Task prompt — Write out the whole listing, matching it exactly.

Provided data —

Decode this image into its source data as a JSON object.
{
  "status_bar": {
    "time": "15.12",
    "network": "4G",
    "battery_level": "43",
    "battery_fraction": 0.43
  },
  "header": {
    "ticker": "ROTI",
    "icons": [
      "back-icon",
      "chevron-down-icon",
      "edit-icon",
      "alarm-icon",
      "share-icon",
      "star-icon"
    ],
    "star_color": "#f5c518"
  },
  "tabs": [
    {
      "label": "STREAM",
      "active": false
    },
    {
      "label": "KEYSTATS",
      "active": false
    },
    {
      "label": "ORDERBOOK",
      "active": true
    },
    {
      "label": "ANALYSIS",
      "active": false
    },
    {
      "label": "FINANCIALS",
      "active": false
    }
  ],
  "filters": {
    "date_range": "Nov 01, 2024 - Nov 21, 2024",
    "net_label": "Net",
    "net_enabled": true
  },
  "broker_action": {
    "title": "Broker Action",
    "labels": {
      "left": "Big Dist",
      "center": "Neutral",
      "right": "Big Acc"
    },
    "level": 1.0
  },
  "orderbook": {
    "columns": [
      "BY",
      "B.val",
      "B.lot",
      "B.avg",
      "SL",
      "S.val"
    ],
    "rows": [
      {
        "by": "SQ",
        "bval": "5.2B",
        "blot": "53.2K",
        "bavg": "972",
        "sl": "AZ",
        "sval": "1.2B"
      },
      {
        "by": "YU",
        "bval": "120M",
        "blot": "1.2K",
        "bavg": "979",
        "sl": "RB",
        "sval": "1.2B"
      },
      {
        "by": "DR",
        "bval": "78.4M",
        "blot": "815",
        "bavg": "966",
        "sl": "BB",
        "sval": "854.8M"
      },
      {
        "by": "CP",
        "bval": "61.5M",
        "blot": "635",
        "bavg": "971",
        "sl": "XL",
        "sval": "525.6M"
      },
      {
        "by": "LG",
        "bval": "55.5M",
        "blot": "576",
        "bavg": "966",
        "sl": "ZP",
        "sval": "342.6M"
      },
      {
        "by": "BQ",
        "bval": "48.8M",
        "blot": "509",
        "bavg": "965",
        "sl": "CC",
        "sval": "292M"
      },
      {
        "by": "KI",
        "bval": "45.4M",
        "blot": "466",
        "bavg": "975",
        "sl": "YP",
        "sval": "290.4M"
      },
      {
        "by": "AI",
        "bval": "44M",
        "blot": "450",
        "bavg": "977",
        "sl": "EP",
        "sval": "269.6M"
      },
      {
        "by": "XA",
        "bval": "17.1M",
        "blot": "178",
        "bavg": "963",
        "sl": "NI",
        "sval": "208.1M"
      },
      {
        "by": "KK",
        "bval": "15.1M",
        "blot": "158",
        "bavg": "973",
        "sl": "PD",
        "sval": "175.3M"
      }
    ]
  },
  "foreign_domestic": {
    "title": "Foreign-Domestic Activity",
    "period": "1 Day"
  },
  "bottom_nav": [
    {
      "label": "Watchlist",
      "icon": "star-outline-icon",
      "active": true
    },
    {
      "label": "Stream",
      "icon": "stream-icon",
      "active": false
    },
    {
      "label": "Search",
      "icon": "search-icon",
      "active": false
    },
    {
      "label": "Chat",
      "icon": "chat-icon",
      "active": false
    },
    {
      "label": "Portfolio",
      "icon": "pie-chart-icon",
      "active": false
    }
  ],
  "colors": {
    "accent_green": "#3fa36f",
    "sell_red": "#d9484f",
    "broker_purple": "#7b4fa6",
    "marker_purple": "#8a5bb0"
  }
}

Expected answer —
Decode this image into its source data as a JSON object.
{
  "status_bar": {
    "time": "15.12",
    "network": "4G",
    "battery_level": "43",
    "battery_fraction": 0.43
  },
  "header": {
    "ticker": "ROTI",
    "icons": [
      "back-icon",
      "chevron-down-icon",
      "edit-icon",
      "alarm-icon",
      "share-icon",
      "star-icon"
    ],
    "star_color": "#f5c518"
  },
  "tabs": [
    {
      "label": "STREAM",
      "active": false
    },
    {
      "label": "KEYSTATS",
      "active": false
    },
    {
      "label": "ORDERBOOK",
      "active": true
    },
    {
      "label": "ANALYSIS",
      "active": false
    },
    {
      "label": "FINANCIALS",
      "active": false
    }
  ],
  "filters": {
    "date_range": "Nov 01, 2024 - Nov 21, 2024",
    "net_label": "Net",
    "net_enabled": true
  },
  "broker_action": {
    "title": "Broker Action",
    "labels": {
      "left": "Big Dist",
      "center": "Neutral",
      "right": "Big Acc"
    },
    "level": 1.0
  },
  "orderbook": {
    "columns": [
      "BY",
      "B.val",
      "B.lot",
      "B.avg",
      "SL",
      "S.val"
    ],
    "rows": [
      {
        "by": "SQ",
        "bval": "5.2B",
        "blot": "53.2K",
        "bavg": "972",
        "sl": "AZ",
        "sval": "1.2B"
      },
      {
        "by": "YU",
        "bval": "120M",
        "blot": "1.2K",
        "bavg": "979",
        "sl": "RB",
        "sval": "1.2B"
      },
      {
        "by": "DR",
        "bval": "78.4M",
        "blot": "815",
        "bavg": "966",
        "sl": "BB",
        "sval": "854.8M"
      },
      {
        "by": "CP",
        "bval": "61.5M",
        "blot": "635",
        "bavg": "971",
        "sl": "XL",
        "sval": "525.6M"
      },
      {
        "by": "LG",
        "bval": "55.5M",
        "blot": "576",
        "bavg": "966",
        "sl": "ZP",
        "sval": "342.6M"
      },
      {
        "by": "BQ",
        "bval": "48.8M",
        "blot": "509",
        "bavg": "965",
        "sl": "CC",
        "sval": "292M"
      },
      {
        "by": "KI",
        "bval": "45.4M",
        "blot": "466",
        "bavg": "975",
        "sl": "YP",
        "sval": "290.4M"
      },
      {
        "by": "AI",
        "bval": "44M",
        "blot": "450",
        "bavg": "977",
        "sl": "EP",
        "sval": "269.6M"
      },
      {
        "by": "XA",
        "bval": "17.1M",
        "blot": "178",
        "bavg": "963",
        "sl": "NI",
        "sval": "208.1M"
      },
      {
        "by": "KK",
        "bval": "15.1M",
        "blot": "158",
        "bavg": "973",
        "sl": "PD",
        "sval": "175.3M"
      }
    ]
  },
  "foreign_domestic": {
    "title": "Foreign-Domestic Activity",
    "period": "1 Day"
  },
  "bottom_nav": [
    {
      "label": "Watchlist",
      "icon": "star-outline-icon",
      "active": true
    },
    {
      "label": "Stream",
      "icon": "stream-icon",
      "active": false
    },
    {
      "label": "Search",
      "icon": "search-icon",
      "active": false
    },
    {
      "label": "Chat",
      "icon": "chat-icon",
      "active": false
    },
    {
      "label": "Portfolio",
      "icon": "pie-chart-icon",
      "active": false
    }
  ],
  "colors": {
    "accent_green": "#3fa36f",
    "sell_red": "#d9484f",
    "broker_purple": "#7b4fa6",
    "marker_purple": "#8a5bb0"
  }
}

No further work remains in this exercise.